元の文章:
+++++
足を洗いバハマで車のレンタル業を始める考えがあったカリートは、かつての縄張りで、従兄弟が絡む麻薬取引の資金を奪って逃走してしまう。

クラインフェルドには、貸しを取り戻したと話したカリートは、用心棒を探す彼に昔の仲間パチャンガ(ルイス・ガスマン)を紹介する。

カリートは、旧友サッソ(ホルヘ・ポーセル)と手を組み、奪った金をつぎ込み資金を増やそうとする。

サッソのクラブに出入りする、界隈で名を上げ始めている、ブロンクスの売人ベニー・ブランコ(ジョン・レグイザモ)がカリートに接触するが、彼はブランコをチンピラ扱いする。

ある日カリートは、かつて、傷つけてしまった元恋人でダンサーのゲイル(ペネロープ・アン・ミラー)と再会する。

クラインフェルドは、依頼人である服役中の囚人トニー・タグリアルッチ(フランク・ミヌッチ)に脅迫されて、脱獄を手助けすることを強要される。

ある日、カリートの前に、昔の仲間ラリーン(ヴィゴ・モーテンセン)が現れる。

しかしラリーンは、ノーウォーク検事(ジェームズ・レブホーン)の送り込んだイヌだった。

カリートは、ミュージカルのダンサーだと思っていたゲイルが、ストリッパーだと知りショックを受けるが、話はしたものの、私生活に干渉されたくない彼女は、すぐにカリートの元を去る。

のし上がってきたブランコと、カリートはクラブでトラブルになり、カリートは、ブランコを袋叩きにして店から放り出す。

パチャンガはブランコを殺そうとするが、殺しに手を染める気のないカリートは、彼を痛めつけただけで解放する。

クラインフェルドから、タグリアルッチの脱獄の手助けを頼まれたカリートは、それを渋々承知する。

カリートはゲイルと寄りを戻し、バハマの話に彼女もその気になる。

ゲイルは、カリートがクラインフェルドと危ない橋を渡ろうとしていること知り、それを止めようとする。

しかし、カリートは恩人のクラインフェルドを見捨てることはできなかった。

カリートとクラインフェルドは、タグリアルッチを脱獄させるため、彼の息子フランキー(エイドリアン・パスダー)と共に、川沿いの刑務所にボートで向かう。

予定通り、タグリアルッチを見つけたクラインフェルドは、彼と息子フランキーを殺し、川に遺体を捨ててしまう。

クラインフェルドが、タグリアルッチの賄賂を横領したこと知ったカリートは、借りを返したと言わせて彼を見限り、その場を立ち去る。
+++++
作業指示: カリートの物語のあらすじを、最後の文の次から書き進めてください。
+++++
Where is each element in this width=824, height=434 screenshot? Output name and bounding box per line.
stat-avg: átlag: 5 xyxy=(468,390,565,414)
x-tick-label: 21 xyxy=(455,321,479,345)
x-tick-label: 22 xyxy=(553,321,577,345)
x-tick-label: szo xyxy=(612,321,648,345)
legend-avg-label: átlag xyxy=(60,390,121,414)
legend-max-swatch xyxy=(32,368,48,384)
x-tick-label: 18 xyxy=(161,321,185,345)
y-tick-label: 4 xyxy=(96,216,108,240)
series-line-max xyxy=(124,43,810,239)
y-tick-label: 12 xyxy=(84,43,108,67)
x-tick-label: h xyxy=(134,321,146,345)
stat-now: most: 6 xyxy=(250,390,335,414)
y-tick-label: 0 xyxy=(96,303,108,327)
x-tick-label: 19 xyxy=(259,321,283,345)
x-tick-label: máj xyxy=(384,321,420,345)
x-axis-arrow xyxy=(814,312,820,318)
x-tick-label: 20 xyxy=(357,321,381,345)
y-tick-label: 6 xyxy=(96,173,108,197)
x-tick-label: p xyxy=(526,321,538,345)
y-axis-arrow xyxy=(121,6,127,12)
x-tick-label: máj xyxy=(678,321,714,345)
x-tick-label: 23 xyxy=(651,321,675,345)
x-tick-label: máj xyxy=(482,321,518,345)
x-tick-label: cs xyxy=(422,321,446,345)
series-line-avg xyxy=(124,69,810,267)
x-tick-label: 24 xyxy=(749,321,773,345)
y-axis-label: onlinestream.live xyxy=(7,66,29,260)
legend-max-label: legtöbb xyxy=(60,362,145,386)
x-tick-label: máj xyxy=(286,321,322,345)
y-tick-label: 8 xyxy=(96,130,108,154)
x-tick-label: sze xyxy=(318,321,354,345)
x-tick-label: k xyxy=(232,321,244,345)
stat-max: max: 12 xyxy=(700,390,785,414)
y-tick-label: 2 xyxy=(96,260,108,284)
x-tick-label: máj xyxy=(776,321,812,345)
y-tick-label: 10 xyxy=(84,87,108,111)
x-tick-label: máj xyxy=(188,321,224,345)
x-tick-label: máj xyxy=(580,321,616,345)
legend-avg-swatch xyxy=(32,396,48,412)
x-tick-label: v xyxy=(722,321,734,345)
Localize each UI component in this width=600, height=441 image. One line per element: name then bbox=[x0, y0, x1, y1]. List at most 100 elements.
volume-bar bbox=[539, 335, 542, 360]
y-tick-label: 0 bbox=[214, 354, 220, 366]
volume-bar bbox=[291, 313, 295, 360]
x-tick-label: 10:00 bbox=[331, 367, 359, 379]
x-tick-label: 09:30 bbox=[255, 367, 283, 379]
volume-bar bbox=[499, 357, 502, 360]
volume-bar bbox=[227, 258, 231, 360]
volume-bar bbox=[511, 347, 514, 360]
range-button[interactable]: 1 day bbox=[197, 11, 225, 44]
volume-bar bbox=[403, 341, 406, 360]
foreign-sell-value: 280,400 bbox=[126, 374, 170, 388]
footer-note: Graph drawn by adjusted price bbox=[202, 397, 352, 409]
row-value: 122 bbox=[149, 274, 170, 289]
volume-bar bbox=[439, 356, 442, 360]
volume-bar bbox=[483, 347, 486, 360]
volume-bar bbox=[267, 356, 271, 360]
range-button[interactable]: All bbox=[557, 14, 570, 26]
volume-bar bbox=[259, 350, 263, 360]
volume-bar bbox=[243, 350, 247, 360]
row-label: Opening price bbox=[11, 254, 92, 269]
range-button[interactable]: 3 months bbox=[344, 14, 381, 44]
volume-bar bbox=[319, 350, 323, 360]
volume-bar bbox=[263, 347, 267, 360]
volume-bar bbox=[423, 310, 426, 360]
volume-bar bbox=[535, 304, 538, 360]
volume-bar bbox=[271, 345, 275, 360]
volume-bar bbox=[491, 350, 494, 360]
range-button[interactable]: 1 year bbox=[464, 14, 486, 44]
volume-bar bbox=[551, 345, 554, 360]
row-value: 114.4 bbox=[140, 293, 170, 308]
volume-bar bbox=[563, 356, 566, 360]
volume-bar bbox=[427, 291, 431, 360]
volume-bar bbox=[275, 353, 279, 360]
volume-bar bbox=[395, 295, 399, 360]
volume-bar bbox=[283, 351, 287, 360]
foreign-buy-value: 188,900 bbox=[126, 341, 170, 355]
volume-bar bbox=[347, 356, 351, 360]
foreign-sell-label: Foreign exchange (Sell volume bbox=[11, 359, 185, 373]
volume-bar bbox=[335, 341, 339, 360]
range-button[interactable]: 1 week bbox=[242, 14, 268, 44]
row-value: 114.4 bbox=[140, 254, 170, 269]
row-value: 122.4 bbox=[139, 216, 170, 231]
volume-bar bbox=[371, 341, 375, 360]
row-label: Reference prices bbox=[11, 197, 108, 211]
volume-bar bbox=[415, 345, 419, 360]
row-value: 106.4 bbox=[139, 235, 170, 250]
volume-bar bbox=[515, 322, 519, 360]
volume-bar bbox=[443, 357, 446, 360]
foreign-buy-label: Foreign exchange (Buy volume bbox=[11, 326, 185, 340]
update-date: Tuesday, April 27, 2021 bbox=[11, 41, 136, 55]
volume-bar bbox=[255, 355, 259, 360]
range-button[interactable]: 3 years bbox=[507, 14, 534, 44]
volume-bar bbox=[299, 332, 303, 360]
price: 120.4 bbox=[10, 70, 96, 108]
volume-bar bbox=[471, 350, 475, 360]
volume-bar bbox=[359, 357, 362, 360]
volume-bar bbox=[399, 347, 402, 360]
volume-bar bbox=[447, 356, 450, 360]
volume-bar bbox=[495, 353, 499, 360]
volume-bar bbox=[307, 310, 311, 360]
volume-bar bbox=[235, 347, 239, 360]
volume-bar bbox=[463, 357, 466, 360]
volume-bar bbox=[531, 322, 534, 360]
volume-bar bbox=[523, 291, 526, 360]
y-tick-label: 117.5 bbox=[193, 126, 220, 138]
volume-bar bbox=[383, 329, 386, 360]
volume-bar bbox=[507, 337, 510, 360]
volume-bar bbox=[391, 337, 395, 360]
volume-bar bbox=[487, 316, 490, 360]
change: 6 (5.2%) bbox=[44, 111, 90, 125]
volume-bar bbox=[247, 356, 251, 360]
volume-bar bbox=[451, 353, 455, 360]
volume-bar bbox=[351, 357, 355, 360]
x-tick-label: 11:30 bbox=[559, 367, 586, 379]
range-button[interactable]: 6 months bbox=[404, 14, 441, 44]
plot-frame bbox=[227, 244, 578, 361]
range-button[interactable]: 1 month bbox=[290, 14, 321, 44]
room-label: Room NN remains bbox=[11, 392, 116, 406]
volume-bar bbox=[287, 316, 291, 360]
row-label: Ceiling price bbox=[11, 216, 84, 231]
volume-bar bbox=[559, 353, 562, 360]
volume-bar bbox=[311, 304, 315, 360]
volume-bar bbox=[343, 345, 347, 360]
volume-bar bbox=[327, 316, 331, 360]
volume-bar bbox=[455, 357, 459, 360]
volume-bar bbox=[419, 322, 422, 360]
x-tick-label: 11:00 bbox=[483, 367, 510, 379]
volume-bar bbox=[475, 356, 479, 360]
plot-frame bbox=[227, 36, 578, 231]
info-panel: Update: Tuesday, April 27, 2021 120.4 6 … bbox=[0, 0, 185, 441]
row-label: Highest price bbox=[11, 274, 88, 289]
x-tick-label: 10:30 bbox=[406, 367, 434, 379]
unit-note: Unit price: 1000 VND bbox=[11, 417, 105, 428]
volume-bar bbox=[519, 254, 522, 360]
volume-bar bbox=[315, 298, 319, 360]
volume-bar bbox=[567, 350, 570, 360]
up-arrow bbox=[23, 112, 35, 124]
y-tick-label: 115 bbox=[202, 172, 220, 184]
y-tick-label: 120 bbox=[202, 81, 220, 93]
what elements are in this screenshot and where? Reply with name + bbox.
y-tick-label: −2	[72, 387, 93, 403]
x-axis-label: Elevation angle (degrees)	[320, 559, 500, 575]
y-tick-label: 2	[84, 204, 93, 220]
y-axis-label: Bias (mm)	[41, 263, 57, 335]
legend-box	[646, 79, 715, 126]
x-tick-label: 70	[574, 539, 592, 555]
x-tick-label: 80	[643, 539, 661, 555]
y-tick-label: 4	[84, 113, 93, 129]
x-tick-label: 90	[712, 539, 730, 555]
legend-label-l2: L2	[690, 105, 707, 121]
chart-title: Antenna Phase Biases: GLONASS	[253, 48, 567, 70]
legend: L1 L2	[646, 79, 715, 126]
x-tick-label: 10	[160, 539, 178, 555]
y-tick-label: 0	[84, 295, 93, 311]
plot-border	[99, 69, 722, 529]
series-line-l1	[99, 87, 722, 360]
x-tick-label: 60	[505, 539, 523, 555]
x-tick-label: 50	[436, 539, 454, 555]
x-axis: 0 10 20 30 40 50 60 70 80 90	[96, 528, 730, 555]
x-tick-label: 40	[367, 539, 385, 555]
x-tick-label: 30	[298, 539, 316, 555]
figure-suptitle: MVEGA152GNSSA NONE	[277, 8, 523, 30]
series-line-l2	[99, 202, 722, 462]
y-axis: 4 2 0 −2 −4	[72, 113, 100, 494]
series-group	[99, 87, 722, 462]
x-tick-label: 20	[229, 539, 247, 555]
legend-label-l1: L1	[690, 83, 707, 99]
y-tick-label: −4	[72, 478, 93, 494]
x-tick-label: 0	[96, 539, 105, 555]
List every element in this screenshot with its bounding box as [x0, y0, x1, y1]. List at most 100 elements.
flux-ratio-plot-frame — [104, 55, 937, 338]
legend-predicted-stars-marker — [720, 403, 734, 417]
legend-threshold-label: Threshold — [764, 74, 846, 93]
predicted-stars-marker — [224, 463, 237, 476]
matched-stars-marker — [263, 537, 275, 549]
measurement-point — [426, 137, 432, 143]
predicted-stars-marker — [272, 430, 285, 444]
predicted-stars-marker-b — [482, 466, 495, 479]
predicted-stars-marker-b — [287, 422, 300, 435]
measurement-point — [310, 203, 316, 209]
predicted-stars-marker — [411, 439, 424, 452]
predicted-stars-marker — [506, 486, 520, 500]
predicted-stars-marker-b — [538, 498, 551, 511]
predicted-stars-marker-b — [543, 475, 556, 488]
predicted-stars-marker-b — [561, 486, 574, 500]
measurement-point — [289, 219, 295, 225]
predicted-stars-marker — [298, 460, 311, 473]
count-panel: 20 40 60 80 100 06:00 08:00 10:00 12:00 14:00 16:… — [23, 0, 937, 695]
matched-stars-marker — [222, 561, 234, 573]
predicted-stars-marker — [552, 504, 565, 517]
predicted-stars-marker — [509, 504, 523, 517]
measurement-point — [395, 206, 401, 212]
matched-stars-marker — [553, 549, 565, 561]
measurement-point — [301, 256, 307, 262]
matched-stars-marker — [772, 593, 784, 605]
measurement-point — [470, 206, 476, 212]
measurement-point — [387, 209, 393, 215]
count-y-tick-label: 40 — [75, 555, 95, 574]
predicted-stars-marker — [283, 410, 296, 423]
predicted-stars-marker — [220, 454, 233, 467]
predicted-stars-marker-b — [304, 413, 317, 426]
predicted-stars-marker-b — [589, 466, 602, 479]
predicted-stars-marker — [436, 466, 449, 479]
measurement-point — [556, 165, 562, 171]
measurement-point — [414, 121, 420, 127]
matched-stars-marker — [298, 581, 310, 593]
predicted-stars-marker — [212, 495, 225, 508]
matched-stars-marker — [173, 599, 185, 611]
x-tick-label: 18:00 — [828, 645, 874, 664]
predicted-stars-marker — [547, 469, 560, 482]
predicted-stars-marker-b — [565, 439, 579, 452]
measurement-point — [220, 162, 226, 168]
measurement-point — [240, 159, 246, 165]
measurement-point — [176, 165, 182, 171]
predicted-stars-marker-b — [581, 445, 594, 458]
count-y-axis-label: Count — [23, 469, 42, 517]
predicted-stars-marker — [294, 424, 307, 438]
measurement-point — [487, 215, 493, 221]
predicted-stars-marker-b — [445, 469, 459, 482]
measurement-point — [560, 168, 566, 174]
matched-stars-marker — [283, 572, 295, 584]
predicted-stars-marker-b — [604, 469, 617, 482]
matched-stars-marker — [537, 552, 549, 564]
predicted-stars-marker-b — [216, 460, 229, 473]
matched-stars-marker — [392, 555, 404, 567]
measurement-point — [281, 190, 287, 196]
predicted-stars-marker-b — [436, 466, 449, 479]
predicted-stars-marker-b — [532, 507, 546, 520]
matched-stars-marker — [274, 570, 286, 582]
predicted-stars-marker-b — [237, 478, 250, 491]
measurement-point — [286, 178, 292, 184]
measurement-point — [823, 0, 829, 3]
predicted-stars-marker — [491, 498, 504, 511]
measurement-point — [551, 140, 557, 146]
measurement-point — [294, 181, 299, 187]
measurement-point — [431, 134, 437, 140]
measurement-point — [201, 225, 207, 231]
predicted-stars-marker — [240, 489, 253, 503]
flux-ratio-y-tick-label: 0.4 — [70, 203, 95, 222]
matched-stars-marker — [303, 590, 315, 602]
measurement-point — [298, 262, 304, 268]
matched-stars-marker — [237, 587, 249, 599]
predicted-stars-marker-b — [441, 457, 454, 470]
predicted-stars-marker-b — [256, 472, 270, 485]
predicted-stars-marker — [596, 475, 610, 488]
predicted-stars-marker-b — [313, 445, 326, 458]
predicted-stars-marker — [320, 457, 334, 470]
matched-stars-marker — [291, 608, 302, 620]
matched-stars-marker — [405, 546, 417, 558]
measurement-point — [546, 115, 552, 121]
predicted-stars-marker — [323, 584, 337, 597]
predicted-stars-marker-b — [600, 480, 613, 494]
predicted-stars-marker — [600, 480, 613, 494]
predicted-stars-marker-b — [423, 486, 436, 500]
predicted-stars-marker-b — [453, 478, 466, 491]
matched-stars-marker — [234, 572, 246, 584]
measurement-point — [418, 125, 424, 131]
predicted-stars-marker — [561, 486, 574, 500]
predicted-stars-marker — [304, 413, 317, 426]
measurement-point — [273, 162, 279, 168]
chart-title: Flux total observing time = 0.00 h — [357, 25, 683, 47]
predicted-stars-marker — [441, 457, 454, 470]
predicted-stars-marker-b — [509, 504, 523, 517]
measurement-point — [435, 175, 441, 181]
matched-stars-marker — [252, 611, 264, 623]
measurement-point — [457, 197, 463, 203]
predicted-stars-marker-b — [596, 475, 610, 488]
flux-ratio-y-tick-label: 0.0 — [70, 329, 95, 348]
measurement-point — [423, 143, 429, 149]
+++++
回答:
サッソから、パチャンガがブランコに寝返ったと知らされたカリートは、一線を越えてしまった自分の命が危ういことを察する。

イタリアン・マフィアのボス、タグリアルッチと息子を殺して、それを隠し通せる訳もなく、クラインフェルドは報復により胸を指されてしまう。

クラインフェルドは一命を取り留めるが、カリートは警察に連行される。

カリートはノーウォーク検事から、クラインフェルドがあらゆる悪に手を染めたことを聞かされる。

クラインフェルドが、自分を裏切った証拠となるテープを聞かされたカリートは、タグリアルッチ親子殺害の件も追求される。

ノーウォークは、協力と引き換えにカリートを釈放し、バハマに行かせることを約束するが、彼は白を切る。

ゲイルは、助かる道はノーウォークへの協力しかないとカリートを説得するが、彼はそれを聞き入れずバハマに2人で逃亡しようとする。

そしてカリートは、クラインフェルドの真意を探りに病院に向かう。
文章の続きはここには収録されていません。